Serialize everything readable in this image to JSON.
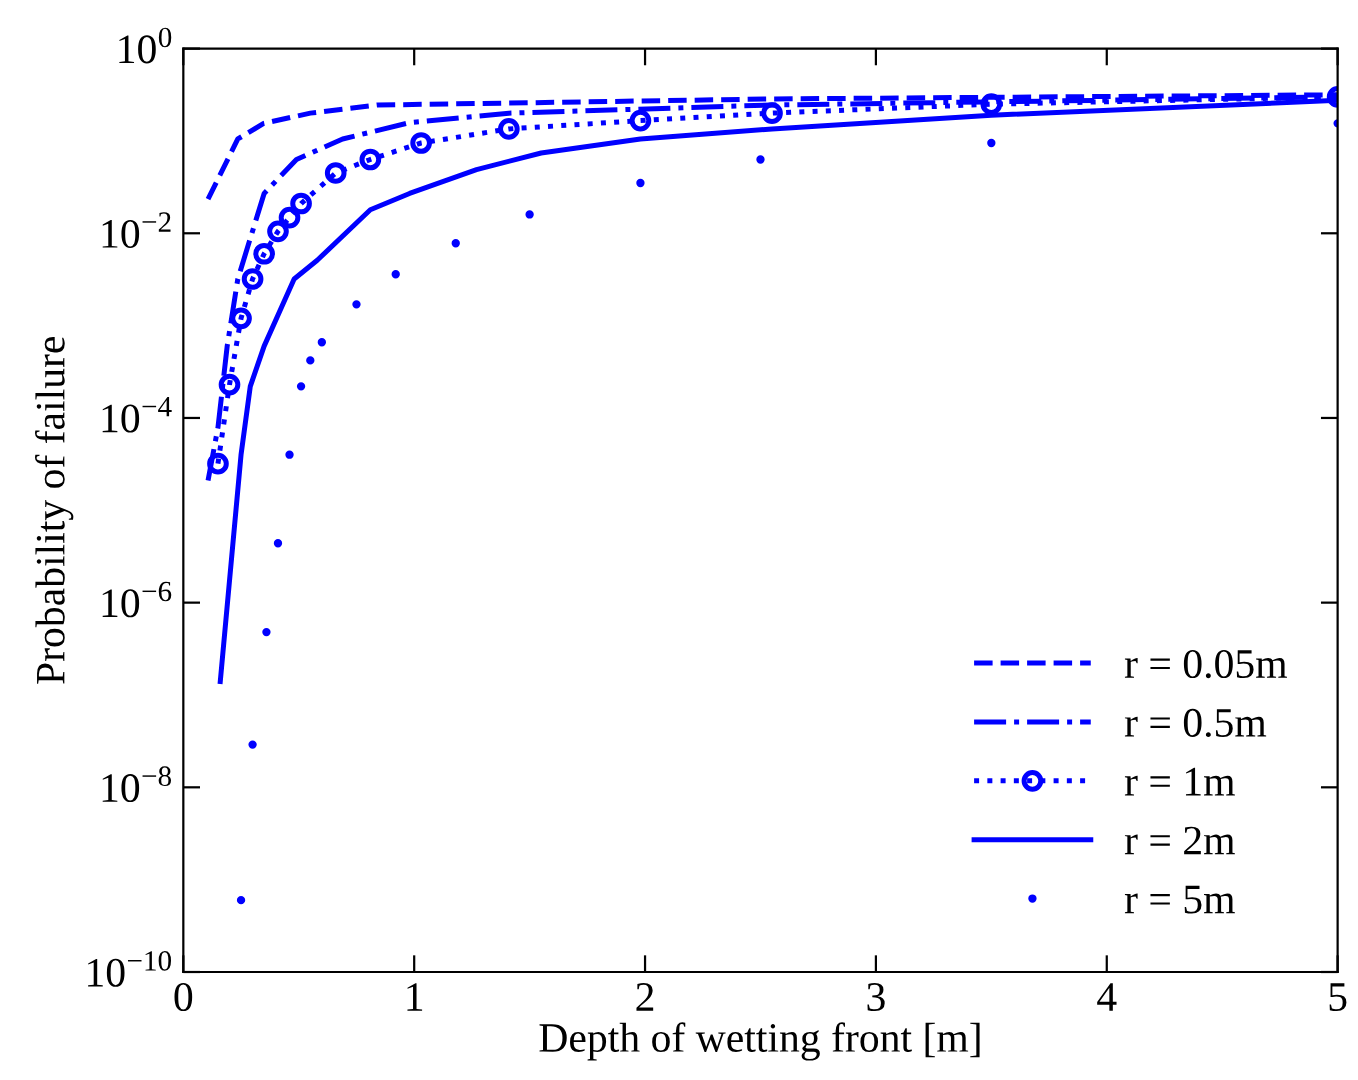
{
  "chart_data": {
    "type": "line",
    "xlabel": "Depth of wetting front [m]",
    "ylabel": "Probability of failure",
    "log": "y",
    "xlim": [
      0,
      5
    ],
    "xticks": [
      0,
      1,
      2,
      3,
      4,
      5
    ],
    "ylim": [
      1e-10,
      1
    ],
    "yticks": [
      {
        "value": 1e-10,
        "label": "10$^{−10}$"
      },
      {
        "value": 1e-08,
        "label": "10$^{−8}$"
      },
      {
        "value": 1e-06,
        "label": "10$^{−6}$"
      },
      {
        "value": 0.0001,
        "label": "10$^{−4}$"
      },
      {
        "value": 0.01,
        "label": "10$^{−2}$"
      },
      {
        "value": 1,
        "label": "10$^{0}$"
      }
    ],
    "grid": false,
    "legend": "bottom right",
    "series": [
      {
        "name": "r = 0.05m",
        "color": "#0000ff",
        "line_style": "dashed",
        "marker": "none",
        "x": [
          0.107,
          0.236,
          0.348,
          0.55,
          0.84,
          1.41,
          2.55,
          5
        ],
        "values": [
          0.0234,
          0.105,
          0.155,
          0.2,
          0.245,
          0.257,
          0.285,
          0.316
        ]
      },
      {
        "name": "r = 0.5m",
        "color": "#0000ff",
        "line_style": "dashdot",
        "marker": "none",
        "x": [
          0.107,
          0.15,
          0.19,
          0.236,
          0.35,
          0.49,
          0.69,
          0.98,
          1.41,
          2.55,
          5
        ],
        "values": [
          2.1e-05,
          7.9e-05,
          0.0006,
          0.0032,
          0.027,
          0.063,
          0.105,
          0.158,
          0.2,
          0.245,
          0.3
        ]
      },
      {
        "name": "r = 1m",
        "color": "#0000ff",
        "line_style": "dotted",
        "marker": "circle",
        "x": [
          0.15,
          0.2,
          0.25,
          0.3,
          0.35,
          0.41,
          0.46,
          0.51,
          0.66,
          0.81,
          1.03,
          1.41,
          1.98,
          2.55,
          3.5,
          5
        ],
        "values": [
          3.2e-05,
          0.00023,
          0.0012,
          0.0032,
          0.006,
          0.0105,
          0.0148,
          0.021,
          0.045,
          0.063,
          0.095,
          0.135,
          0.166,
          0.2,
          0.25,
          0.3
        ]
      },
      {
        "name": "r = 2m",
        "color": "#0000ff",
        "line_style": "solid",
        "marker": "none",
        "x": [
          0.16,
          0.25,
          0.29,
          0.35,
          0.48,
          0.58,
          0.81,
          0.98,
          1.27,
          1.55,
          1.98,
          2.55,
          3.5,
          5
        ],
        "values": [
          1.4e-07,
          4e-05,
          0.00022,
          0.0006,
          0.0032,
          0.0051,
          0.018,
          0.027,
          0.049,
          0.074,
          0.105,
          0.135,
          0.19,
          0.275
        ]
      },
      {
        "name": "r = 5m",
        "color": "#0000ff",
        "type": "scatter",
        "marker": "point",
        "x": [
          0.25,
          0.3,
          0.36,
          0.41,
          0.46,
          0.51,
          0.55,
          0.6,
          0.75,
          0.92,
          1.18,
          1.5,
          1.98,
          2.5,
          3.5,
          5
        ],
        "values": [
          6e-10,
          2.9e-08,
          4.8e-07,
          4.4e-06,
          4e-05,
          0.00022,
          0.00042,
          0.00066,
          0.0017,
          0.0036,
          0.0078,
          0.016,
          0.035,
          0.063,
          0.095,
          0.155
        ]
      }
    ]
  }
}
----------------
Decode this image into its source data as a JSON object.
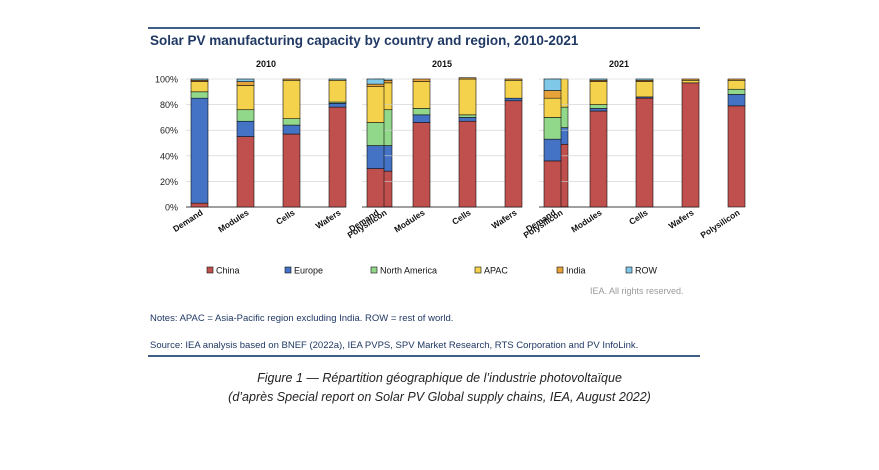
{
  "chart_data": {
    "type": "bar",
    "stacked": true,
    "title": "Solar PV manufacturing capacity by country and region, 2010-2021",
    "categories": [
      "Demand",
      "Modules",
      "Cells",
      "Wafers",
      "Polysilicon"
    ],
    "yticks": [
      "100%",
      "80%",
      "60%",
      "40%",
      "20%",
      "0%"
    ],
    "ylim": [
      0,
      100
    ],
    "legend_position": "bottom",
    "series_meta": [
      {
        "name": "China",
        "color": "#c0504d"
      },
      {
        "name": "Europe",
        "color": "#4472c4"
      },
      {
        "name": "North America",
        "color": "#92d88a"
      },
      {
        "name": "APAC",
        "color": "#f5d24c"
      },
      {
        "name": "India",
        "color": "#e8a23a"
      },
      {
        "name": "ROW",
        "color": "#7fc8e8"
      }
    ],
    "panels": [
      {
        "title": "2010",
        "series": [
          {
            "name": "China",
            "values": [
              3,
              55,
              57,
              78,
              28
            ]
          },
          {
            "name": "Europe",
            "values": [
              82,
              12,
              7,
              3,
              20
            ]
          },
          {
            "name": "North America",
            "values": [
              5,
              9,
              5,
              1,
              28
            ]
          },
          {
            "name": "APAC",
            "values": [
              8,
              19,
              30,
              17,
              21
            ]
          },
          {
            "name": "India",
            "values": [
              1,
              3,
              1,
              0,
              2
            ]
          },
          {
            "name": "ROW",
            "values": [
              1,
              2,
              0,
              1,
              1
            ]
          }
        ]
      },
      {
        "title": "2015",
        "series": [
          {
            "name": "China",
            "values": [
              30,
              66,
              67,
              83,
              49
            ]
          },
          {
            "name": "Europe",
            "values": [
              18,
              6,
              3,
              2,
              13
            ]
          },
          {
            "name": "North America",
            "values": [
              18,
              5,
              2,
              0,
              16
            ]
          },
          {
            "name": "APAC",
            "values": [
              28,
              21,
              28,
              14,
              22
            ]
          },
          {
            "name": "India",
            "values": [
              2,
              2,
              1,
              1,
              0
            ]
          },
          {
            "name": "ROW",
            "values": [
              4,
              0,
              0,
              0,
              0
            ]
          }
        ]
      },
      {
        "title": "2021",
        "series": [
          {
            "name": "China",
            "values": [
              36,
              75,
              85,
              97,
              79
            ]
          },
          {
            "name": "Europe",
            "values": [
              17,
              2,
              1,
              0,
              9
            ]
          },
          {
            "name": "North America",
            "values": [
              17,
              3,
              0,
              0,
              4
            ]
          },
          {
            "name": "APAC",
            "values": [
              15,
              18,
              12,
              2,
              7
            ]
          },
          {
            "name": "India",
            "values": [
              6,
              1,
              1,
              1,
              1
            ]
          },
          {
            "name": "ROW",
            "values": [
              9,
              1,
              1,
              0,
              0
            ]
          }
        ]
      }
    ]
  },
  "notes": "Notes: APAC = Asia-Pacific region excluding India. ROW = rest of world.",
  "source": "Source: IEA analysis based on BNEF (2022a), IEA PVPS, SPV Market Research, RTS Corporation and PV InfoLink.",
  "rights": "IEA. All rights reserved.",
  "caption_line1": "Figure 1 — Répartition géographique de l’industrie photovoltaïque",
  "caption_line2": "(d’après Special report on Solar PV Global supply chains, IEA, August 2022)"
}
----------------
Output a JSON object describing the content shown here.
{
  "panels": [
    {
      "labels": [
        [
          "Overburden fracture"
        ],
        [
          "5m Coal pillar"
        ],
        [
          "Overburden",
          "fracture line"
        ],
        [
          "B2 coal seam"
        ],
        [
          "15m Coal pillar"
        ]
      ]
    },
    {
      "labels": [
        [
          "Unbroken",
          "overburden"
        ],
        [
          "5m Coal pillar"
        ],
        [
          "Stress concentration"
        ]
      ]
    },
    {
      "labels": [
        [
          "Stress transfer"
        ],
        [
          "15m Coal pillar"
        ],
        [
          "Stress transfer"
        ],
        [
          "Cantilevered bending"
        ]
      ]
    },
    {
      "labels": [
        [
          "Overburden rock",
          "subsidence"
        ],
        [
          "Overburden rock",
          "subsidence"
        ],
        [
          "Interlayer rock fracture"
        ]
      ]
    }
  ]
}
----------------
**WHAT IS ASKED**
Copy every line that includes the string "JSON" from the material above.

**FULL RESPONSE**
Serialize everything readable in this image to JSON.
Decode this image into its source data as a JSON object.
Output a JSON object describing the content shown here.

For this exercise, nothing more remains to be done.